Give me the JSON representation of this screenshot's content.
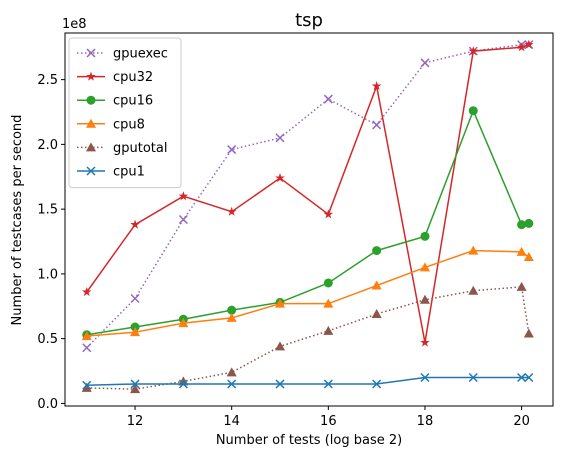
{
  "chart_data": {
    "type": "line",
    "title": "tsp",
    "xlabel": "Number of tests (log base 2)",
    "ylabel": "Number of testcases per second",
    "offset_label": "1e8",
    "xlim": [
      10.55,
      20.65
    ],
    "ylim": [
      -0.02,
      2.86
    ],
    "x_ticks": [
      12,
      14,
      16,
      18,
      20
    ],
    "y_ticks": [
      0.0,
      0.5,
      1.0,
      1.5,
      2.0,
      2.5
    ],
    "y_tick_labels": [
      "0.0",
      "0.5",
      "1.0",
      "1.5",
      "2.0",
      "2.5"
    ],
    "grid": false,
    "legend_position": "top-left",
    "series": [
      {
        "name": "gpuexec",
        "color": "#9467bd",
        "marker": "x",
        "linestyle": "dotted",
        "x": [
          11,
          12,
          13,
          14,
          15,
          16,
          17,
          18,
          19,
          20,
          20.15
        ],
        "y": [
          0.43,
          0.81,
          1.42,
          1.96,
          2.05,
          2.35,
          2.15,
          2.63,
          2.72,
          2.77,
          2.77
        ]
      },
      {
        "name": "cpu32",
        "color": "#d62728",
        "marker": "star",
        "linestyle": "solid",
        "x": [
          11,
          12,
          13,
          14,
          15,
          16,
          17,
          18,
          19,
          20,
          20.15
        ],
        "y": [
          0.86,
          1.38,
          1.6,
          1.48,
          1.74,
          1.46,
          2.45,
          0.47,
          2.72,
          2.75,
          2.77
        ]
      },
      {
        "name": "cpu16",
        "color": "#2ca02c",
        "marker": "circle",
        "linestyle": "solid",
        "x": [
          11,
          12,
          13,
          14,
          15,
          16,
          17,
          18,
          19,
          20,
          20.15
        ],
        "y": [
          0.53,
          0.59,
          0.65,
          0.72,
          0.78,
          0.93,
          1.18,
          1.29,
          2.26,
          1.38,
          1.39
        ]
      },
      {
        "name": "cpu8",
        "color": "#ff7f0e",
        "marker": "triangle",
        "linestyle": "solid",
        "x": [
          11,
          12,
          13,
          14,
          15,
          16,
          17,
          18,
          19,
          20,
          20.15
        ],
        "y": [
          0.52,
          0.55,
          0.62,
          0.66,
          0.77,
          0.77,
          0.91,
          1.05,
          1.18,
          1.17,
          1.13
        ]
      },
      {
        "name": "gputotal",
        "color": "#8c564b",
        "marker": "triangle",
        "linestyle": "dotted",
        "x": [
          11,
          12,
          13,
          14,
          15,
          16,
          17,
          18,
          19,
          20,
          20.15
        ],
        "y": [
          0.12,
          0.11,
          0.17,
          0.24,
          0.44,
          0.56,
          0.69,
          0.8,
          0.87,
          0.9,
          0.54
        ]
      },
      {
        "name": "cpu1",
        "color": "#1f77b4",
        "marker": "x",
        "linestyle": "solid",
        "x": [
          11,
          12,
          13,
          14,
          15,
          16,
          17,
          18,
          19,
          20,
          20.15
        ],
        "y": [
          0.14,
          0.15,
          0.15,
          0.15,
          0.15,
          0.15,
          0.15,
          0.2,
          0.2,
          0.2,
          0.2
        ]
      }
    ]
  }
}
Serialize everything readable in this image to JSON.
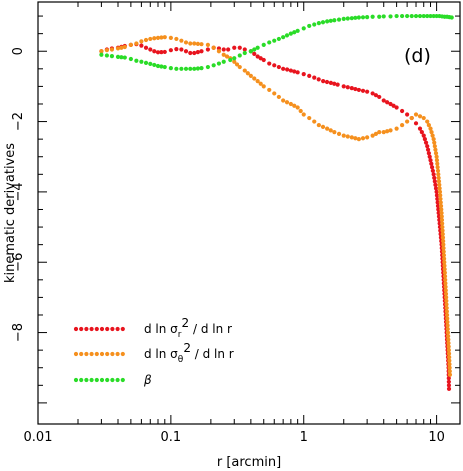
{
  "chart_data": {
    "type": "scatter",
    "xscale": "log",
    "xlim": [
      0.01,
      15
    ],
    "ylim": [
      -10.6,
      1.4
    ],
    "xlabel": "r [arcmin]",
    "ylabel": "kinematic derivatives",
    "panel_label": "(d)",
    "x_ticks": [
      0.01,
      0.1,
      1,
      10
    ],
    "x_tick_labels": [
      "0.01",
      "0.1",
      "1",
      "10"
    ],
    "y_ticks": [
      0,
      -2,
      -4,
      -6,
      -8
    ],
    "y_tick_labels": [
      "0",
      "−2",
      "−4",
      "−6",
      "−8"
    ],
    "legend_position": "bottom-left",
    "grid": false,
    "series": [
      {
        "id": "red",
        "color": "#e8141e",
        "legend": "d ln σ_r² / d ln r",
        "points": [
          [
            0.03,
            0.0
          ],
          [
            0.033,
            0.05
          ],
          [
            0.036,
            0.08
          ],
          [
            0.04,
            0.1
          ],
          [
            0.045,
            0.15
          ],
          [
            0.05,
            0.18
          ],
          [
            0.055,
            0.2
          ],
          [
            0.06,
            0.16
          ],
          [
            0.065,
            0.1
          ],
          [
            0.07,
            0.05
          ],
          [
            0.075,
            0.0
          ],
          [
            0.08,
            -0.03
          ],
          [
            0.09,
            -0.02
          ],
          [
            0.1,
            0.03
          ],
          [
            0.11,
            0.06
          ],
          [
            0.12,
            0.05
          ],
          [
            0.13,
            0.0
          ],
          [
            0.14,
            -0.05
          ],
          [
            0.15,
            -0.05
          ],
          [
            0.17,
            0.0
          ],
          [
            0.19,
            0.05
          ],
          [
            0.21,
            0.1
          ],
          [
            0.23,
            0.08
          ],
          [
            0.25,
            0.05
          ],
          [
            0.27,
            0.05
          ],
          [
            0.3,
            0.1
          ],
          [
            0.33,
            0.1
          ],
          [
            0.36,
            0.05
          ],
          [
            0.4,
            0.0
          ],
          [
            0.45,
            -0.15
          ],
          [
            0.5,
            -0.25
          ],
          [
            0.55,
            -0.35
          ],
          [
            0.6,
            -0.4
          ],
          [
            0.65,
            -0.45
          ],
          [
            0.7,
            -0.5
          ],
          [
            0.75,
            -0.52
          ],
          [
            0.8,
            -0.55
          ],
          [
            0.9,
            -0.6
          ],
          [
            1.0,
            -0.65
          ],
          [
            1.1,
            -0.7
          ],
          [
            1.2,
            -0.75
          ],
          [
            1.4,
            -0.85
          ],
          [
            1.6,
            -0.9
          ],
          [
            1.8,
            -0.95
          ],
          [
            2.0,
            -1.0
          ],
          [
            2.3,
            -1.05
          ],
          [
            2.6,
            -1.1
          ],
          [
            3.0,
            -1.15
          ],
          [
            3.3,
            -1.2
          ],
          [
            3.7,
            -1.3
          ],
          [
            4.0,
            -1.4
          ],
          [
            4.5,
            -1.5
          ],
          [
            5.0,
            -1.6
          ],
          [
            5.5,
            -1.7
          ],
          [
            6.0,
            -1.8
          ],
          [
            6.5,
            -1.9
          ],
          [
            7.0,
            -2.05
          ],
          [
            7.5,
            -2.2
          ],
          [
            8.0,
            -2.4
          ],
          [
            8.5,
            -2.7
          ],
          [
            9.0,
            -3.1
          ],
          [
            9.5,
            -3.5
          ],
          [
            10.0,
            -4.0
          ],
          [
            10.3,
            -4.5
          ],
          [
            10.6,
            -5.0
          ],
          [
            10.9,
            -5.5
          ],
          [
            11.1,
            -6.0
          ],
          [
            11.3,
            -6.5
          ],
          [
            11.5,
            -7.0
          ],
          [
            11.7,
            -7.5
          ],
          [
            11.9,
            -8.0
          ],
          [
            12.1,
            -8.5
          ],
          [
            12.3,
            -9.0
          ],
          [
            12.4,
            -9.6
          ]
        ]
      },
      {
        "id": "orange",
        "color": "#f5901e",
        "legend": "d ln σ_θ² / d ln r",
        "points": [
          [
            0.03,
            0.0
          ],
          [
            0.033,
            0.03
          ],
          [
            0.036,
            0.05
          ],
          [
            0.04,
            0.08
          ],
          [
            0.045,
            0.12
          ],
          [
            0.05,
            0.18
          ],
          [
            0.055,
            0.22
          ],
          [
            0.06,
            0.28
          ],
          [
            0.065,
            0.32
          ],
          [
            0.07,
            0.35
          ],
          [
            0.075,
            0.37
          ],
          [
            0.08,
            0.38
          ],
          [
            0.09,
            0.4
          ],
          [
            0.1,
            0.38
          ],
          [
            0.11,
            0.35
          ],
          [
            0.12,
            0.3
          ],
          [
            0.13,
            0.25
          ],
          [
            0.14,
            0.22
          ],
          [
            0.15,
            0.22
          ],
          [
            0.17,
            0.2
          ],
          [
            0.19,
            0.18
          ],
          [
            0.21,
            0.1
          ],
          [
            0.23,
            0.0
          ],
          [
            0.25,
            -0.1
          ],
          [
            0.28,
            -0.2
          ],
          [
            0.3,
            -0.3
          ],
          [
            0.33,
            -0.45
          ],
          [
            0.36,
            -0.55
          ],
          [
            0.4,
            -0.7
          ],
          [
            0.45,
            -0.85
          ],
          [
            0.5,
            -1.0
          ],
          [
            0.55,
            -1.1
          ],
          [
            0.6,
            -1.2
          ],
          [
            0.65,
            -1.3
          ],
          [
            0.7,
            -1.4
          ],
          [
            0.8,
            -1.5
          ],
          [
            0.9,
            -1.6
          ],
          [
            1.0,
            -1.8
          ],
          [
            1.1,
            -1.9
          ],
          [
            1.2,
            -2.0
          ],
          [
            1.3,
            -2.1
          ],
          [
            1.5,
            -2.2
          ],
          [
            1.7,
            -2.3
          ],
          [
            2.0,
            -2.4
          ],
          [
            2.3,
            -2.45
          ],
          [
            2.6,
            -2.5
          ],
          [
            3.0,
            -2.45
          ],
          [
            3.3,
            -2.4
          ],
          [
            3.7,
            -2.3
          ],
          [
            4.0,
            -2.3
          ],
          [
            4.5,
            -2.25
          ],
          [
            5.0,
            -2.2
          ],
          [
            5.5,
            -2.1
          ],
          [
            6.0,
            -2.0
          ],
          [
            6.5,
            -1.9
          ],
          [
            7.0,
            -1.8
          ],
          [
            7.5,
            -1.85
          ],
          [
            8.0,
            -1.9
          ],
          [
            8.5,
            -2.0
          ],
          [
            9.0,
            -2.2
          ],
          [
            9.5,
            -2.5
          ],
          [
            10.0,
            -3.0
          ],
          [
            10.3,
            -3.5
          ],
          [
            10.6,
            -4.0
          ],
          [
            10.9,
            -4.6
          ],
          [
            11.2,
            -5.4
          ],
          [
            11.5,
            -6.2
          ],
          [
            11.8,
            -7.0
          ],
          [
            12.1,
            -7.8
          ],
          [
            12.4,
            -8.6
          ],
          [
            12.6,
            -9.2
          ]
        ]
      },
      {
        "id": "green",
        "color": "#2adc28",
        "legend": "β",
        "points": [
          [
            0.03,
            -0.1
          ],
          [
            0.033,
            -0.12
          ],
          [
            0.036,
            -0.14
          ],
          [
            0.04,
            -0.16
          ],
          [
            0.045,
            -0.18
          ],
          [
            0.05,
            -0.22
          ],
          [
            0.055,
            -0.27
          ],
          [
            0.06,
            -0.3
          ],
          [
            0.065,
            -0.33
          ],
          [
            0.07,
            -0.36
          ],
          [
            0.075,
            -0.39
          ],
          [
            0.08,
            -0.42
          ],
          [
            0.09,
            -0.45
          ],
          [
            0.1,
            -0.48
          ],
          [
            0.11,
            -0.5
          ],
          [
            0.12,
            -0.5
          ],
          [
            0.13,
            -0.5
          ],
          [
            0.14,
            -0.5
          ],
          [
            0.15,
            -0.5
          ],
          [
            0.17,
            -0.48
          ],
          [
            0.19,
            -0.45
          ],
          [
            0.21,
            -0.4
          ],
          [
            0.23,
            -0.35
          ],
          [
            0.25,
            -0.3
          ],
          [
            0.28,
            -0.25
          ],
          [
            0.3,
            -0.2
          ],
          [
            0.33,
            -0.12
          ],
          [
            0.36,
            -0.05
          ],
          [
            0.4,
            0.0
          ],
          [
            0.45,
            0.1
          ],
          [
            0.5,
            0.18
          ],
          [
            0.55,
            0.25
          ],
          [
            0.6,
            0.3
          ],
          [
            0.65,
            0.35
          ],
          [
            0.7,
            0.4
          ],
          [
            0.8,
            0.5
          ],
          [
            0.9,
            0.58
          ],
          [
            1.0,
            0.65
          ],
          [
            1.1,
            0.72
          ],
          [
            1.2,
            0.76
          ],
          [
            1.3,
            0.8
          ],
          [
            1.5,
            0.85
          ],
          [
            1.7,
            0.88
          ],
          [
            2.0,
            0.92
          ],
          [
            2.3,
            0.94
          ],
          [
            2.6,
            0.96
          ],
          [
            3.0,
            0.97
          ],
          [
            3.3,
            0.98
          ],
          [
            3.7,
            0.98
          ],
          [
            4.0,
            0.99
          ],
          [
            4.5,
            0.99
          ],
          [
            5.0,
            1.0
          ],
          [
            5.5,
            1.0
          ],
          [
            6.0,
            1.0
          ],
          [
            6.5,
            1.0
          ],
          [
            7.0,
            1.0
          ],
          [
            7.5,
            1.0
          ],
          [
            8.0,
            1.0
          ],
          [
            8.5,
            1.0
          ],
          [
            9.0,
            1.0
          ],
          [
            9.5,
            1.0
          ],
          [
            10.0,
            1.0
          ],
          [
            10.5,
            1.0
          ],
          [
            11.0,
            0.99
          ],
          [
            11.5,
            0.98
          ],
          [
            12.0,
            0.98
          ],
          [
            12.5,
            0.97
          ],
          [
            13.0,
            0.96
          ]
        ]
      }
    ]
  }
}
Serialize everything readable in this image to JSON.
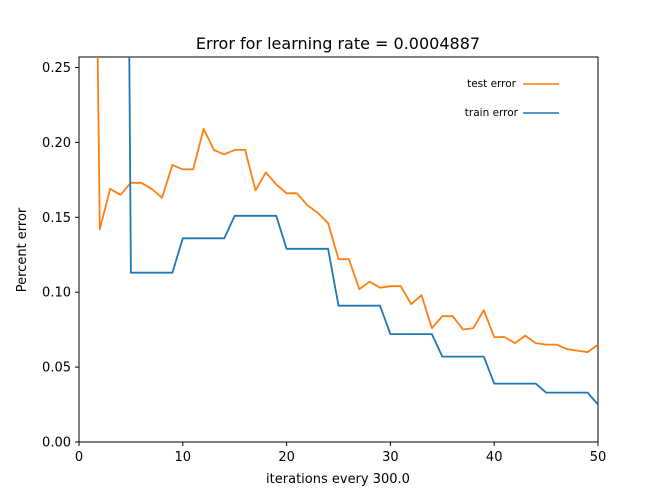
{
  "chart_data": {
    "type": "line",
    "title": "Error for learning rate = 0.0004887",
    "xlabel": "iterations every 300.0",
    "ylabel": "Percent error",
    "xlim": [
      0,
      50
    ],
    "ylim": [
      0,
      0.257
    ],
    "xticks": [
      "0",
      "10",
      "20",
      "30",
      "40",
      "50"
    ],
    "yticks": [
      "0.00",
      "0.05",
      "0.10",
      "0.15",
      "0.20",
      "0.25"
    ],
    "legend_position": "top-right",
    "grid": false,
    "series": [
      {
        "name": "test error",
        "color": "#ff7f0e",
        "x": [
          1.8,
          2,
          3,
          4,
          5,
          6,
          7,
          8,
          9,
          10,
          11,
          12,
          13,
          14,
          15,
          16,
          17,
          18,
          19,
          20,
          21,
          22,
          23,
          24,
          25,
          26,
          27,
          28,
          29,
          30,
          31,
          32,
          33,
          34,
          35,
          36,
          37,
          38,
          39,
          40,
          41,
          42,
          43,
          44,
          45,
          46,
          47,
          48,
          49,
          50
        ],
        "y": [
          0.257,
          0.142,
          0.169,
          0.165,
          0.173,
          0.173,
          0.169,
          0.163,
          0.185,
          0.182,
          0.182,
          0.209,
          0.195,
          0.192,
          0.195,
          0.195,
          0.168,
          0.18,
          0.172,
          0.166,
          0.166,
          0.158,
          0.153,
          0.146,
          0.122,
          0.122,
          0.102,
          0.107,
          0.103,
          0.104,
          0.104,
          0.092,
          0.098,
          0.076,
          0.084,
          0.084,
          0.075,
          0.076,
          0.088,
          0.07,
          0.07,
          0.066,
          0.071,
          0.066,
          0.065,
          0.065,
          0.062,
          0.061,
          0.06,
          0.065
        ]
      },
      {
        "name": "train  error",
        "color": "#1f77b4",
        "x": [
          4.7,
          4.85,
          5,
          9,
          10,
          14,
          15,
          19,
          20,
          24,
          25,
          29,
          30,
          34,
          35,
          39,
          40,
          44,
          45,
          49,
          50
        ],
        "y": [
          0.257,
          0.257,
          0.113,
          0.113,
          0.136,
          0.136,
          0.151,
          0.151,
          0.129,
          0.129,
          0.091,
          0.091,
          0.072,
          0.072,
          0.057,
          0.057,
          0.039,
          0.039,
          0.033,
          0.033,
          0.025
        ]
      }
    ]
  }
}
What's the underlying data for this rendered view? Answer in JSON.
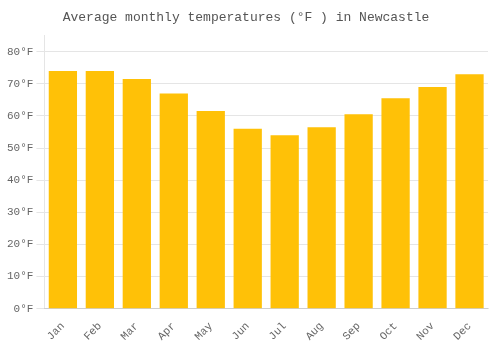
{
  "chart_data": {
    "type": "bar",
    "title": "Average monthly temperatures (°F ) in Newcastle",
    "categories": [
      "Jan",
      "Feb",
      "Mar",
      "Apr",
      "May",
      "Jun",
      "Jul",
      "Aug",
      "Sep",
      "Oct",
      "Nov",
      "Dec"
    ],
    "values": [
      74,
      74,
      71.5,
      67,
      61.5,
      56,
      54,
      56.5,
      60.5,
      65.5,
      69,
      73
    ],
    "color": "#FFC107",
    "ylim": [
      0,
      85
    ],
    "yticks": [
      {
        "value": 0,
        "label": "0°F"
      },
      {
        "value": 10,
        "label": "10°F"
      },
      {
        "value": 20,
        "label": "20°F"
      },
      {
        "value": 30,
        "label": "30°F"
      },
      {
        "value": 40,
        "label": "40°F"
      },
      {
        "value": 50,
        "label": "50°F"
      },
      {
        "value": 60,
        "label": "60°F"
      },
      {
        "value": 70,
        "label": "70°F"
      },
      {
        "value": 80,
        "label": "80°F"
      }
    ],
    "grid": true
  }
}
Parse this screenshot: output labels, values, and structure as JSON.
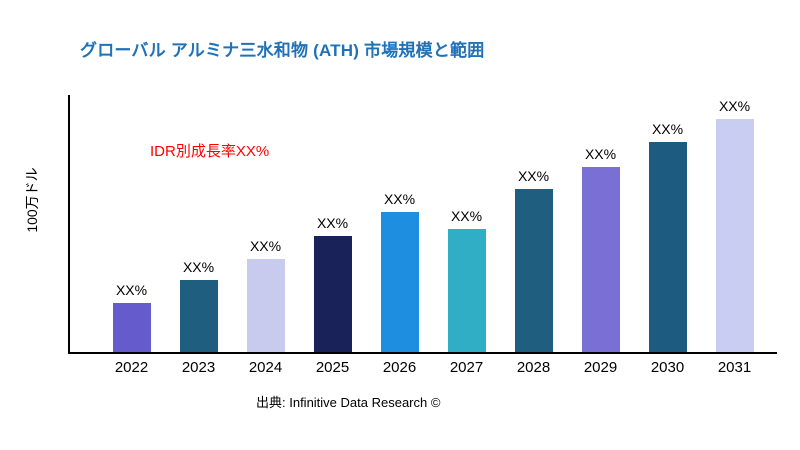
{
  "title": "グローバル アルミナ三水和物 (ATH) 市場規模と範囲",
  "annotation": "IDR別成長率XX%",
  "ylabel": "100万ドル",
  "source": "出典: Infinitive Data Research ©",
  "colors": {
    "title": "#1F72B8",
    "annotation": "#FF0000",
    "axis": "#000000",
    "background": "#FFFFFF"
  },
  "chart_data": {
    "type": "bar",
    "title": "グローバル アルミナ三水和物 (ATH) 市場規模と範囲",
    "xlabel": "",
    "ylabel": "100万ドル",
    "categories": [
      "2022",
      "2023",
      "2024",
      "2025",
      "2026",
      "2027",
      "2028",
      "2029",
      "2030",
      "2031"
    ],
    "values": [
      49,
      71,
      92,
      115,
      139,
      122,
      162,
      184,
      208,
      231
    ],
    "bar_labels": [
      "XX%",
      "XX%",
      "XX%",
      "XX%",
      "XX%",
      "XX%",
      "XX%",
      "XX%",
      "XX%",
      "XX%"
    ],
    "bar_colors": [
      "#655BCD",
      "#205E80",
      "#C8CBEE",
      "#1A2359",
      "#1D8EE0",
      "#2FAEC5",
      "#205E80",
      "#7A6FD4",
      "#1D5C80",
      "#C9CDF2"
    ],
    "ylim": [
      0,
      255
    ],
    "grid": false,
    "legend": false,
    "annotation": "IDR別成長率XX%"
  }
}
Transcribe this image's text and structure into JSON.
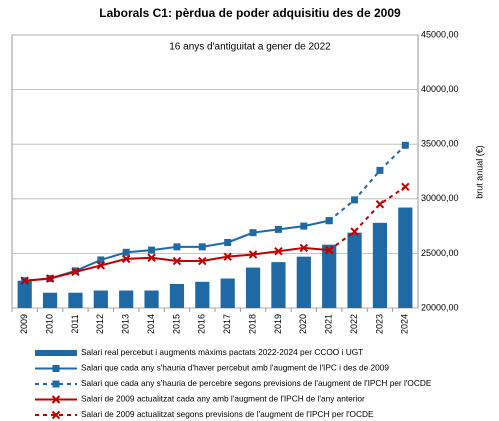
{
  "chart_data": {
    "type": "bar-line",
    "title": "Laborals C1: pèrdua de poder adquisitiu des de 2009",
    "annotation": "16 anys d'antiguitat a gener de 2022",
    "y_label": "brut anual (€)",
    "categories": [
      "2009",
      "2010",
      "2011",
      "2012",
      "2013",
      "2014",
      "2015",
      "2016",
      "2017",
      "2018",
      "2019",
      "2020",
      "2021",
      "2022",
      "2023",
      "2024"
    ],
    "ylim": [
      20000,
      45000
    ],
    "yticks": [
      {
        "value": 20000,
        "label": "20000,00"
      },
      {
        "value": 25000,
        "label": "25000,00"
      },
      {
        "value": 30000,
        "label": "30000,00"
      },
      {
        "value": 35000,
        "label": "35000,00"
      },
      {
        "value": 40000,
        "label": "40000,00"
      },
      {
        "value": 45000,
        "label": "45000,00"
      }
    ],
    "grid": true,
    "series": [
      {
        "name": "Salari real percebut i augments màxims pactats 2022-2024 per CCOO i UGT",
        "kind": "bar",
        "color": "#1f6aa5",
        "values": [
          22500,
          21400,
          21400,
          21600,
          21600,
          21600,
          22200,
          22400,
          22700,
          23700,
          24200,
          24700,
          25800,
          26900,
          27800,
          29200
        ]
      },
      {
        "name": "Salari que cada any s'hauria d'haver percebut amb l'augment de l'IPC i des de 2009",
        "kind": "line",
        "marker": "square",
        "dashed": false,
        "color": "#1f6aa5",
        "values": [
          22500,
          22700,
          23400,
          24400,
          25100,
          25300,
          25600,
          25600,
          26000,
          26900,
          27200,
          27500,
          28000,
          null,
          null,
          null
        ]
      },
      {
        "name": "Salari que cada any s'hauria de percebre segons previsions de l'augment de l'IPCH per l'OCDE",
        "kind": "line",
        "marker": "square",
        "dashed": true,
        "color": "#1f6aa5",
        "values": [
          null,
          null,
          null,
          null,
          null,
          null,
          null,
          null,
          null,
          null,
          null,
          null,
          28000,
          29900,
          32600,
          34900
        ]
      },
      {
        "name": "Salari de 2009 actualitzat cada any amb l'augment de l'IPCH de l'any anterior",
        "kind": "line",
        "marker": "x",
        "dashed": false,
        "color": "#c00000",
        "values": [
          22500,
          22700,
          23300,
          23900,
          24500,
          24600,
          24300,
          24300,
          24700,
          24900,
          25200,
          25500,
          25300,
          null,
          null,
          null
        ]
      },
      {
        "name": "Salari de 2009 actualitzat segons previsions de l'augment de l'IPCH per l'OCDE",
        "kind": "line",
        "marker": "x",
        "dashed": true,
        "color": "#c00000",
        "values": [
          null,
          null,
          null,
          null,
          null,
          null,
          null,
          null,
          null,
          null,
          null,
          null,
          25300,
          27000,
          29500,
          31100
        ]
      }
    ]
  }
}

══════════════════════════════

Copy every line in the entries above that has the string "annotation" in it.

Answer in full –
  "annotation": "IDR別成長率XX%",
    "annotation": "#FF0000",
    "annotation": "IDR別成長率XX%"
    "annotation": "16 anys d'antiguitat a gener de 2022",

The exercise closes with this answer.